Your goal -
Copy out each line of the material below with no changes.

- - - -

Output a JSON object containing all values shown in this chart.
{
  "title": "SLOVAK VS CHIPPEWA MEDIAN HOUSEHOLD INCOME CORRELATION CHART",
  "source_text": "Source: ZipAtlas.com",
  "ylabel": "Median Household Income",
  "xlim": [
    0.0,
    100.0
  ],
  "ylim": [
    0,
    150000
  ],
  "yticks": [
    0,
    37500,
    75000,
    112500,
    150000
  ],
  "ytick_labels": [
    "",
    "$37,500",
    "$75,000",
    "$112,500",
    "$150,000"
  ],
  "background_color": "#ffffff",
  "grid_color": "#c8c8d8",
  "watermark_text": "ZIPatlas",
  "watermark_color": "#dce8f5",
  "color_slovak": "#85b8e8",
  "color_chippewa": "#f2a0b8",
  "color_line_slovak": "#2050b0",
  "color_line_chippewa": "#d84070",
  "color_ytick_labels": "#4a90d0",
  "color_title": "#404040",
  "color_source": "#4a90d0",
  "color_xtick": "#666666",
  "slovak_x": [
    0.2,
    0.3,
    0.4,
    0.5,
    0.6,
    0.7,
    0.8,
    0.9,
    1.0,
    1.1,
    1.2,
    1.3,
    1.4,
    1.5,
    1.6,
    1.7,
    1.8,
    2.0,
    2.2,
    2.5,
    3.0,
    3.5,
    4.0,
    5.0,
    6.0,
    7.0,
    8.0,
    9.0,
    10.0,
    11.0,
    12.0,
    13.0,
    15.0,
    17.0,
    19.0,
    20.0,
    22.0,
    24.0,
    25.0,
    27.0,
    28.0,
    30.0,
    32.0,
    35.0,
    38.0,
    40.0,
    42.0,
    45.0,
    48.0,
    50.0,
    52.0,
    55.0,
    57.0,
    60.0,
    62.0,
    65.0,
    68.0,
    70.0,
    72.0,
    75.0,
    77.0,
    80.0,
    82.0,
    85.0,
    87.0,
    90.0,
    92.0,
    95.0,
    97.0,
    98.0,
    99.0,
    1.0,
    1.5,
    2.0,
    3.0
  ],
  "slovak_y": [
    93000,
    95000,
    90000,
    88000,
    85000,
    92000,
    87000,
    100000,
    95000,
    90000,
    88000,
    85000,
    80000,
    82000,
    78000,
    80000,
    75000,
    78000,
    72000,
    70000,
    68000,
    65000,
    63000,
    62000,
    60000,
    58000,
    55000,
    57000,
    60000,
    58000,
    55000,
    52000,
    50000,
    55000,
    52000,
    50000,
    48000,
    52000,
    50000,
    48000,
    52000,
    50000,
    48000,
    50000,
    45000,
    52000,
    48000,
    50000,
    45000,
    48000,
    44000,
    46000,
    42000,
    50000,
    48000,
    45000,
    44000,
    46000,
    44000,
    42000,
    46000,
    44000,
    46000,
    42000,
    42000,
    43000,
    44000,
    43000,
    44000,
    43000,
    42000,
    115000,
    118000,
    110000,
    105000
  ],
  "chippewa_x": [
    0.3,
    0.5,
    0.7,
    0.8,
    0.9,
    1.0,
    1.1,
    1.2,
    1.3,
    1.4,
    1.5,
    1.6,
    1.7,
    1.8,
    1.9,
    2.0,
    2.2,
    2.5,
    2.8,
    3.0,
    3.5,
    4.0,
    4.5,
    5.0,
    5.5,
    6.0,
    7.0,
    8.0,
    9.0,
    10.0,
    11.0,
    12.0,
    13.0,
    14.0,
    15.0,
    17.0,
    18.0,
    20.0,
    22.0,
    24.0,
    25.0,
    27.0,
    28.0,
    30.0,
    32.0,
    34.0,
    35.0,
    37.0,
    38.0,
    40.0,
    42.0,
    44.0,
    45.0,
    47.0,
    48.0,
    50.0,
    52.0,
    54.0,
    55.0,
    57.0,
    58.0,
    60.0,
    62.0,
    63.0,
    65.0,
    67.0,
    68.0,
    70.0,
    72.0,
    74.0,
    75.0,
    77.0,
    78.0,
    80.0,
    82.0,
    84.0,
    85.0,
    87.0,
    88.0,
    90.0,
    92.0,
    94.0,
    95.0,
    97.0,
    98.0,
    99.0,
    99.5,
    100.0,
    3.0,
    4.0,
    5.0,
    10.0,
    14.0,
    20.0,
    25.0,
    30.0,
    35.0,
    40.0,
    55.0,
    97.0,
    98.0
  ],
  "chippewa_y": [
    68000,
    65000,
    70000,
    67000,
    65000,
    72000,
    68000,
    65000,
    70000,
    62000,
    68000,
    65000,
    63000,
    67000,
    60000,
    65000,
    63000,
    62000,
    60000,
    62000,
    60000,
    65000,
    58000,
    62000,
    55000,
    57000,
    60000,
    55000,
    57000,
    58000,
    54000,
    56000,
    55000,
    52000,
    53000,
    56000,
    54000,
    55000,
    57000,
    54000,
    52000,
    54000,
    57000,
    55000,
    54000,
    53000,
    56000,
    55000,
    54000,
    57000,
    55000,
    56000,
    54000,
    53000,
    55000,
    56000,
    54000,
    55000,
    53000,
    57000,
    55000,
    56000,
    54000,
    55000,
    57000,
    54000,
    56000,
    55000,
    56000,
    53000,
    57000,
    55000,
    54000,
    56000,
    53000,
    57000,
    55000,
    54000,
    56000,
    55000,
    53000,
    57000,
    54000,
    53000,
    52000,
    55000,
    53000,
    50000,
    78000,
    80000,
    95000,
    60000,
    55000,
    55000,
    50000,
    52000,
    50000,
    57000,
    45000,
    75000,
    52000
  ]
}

- - - -

Correct response -
Output a JSON object containing all values shown in this chart.
{
  "title": "SLOVAK VS CHIPPEWA MEDIAN HOUSEHOLD INCOME CORRELATION CHART",
  "source_text": "Source: ZipAtlas.com",
  "ylabel": "Median Household Income",
  "xlim": [
    0.0,
    100.0
  ],
  "ylim": [
    0,
    150000
  ],
  "yticks": [
    0,
    37500,
    75000,
    112500,
    150000
  ],
  "ytick_labels": [
    "",
    "$37,500",
    "$75,000",
    "$112,500",
    "$150,000"
  ],
  "background_color": "#ffffff",
  "grid_color": "#c8c8d8",
  "watermark_text": "ZIPatlas",
  "watermark_color": "#dce8f5",
  "color_slovak": "#85b8e8",
  "color_chippewa": "#f2a0b8",
  "color_line_slovak": "#2050b0",
  "color_line_chippewa": "#d84070",
  "color_ytick_labels": "#4a90d0",
  "color_title": "#404040",
  "color_source": "#4a90d0",
  "color_xtick": "#666666",
  "slovak_x": [
    0.2,
    0.3,
    0.4,
    0.5,
    0.6,
    0.7,
    0.8,
    0.9,
    1.0,
    1.1,
    1.2,
    1.3,
    1.4,
    1.5,
    1.6,
    1.7,
    1.8,
    2.0,
    2.2,
    2.5,
    3.0,
    3.5,
    4.0,
    5.0,
    6.0,
    7.0,
    8.0,
    9.0,
    10.0,
    11.0,
    12.0,
    13.0,
    15.0,
    17.0,
    19.0,
    20.0,
    22.0,
    24.0,
    25.0,
    27.0,
    28.0,
    30.0,
    32.0,
    35.0,
    38.0,
    40.0,
    42.0,
    45.0,
    48.0,
    50.0,
    52.0,
    55.0,
    57.0,
    60.0,
    62.0,
    65.0,
    68.0,
    70.0,
    72.0,
    75.0,
    77.0,
    80.0,
    82.0,
    85.0,
    87.0,
    90.0,
    92.0,
    95.0,
    97.0,
    98.0,
    99.0,
    1.0,
    1.5,
    2.0,
    3.0
  ],
  "slovak_y": [
    93000,
    95000,
    90000,
    88000,
    85000,
    92000,
    87000,
    100000,
    95000,
    90000,
    88000,
    85000,
    80000,
    82000,
    78000,
    80000,
    75000,
    78000,
    72000,
    70000,
    68000,
    65000,
    63000,
    62000,
    60000,
    58000,
    55000,
    57000,
    60000,
    58000,
    55000,
    52000,
    50000,
    55000,
    52000,
    50000,
    48000,
    52000,
    50000,
    48000,
    52000,
    50000,
    48000,
    50000,
    45000,
    52000,
    48000,
    50000,
    45000,
    48000,
    44000,
    46000,
    42000,
    50000,
    48000,
    45000,
    44000,
    46000,
    44000,
    42000,
    46000,
    44000,
    46000,
    42000,
    42000,
    43000,
    44000,
    43000,
    44000,
    43000,
    42000,
    115000,
    118000,
    110000,
    105000
  ],
  "chippewa_x": [
    0.3,
    0.5,
    0.7,
    0.8,
    0.9,
    1.0,
    1.1,
    1.2,
    1.3,
    1.4,
    1.5,
    1.6,
    1.7,
    1.8,
    1.9,
    2.0,
    2.2,
    2.5,
    2.8,
    3.0,
    3.5,
    4.0,
    4.5,
    5.0,
    5.5,
    6.0,
    7.0,
    8.0,
    9.0,
    10.0,
    11.0,
    12.0,
    13.0,
    14.0,
    15.0,
    17.0,
    18.0,
    20.0,
    22.0,
    24.0,
    25.0,
    27.0,
    28.0,
    30.0,
    32.0,
    34.0,
    35.0,
    37.0,
    38.0,
    40.0,
    42.0,
    44.0,
    45.0,
    47.0,
    48.0,
    50.0,
    52.0,
    54.0,
    55.0,
    57.0,
    58.0,
    60.0,
    62.0,
    63.0,
    65.0,
    67.0,
    68.0,
    70.0,
    72.0,
    74.0,
    75.0,
    77.0,
    78.0,
    80.0,
    82.0,
    84.0,
    85.0,
    87.0,
    88.0,
    90.0,
    92.0,
    94.0,
    95.0,
    97.0,
    98.0,
    99.0,
    99.5,
    100.0,
    3.0,
    4.0,
    5.0,
    10.0,
    14.0,
    20.0,
    25.0,
    30.0,
    35.0,
    40.0,
    55.0,
    97.0,
    98.0
  ],
  "chippewa_y": [
    68000,
    65000,
    70000,
    67000,
    65000,
    72000,
    68000,
    65000,
    70000,
    62000,
    68000,
    65000,
    63000,
    67000,
    60000,
    65000,
    63000,
    62000,
    60000,
    62000,
    60000,
    65000,
    58000,
    62000,
    55000,
    57000,
    60000,
    55000,
    57000,
    58000,
    54000,
    56000,
    55000,
    52000,
    53000,
    56000,
    54000,
    55000,
    57000,
    54000,
    52000,
    54000,
    57000,
    55000,
    54000,
    53000,
    56000,
    55000,
    54000,
    57000,
    55000,
    56000,
    54000,
    53000,
    55000,
    56000,
    54000,
    55000,
    53000,
    57000,
    55000,
    56000,
    54000,
    55000,
    57000,
    54000,
    56000,
    55000,
    56000,
    53000,
    57000,
    55000,
    54000,
    56000,
    53000,
    57000,
    55000,
    54000,
    56000,
    55000,
    53000,
    57000,
    54000,
    53000,
    52000,
    55000,
    53000,
    50000,
    78000,
    80000,
    95000,
    60000,
    55000,
    55000,
    50000,
    52000,
    50000,
    57000,
    45000,
    75000,
    52000
  ]
}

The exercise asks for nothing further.